What this task involves –
Pick out the lines below that contain the string "JSON" and copy them all.

Input records –
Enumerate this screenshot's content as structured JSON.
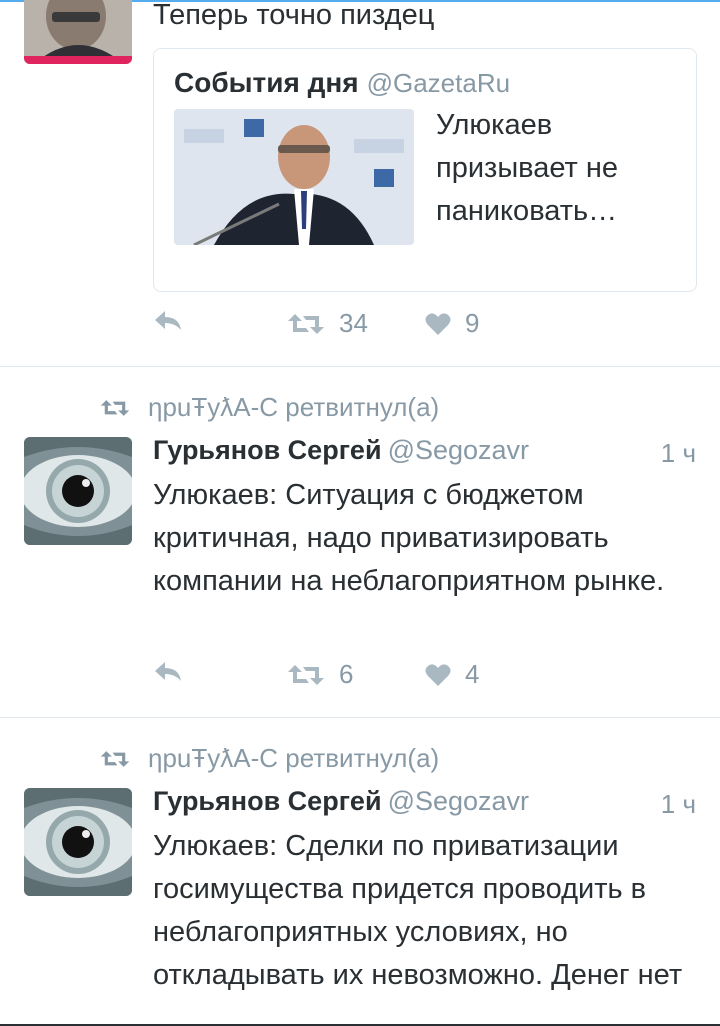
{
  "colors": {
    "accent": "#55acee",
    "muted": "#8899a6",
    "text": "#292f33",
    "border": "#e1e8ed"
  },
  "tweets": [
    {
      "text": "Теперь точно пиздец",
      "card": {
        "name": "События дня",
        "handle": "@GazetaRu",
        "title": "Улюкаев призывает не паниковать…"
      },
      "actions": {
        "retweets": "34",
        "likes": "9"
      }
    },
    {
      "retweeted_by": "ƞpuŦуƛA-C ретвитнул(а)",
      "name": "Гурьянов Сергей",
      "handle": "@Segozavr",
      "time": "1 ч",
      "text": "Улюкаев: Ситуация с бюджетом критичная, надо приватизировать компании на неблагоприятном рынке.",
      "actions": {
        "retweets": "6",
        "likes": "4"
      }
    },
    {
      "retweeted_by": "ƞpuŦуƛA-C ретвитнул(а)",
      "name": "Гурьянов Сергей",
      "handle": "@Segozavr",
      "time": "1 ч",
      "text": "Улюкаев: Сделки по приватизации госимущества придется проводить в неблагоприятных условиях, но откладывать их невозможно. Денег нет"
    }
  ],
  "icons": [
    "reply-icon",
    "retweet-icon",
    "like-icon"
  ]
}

...

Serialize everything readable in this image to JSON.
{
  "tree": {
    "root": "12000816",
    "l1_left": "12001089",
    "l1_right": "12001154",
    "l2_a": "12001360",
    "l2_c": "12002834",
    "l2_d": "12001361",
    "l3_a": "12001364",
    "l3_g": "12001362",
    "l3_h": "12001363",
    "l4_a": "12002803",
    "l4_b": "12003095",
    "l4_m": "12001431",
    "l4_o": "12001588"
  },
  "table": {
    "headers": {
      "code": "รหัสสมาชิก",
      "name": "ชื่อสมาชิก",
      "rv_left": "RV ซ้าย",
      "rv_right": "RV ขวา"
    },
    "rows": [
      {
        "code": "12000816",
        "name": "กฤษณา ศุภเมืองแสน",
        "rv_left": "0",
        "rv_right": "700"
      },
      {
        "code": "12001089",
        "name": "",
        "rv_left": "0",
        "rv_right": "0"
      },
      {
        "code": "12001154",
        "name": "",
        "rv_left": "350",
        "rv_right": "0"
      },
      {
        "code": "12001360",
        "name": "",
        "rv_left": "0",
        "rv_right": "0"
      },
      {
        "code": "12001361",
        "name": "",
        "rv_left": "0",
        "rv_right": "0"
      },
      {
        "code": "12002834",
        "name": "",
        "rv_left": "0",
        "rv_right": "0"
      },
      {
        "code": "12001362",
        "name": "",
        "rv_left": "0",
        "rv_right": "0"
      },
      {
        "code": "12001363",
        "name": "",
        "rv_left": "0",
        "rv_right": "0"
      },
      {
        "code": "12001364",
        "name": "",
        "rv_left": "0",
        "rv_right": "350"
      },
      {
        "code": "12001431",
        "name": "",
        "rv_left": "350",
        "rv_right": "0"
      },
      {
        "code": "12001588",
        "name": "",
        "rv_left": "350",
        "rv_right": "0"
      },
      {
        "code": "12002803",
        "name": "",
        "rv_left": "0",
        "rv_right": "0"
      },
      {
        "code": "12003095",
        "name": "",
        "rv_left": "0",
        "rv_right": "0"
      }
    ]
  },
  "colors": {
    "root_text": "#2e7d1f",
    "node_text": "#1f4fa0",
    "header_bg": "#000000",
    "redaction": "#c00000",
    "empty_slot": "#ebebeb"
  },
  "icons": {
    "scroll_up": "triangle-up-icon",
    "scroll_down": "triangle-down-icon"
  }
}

Solution to this task –
Enumerate this screenshot's content as structured JSON.
Serialize everything readable in this image to JSON.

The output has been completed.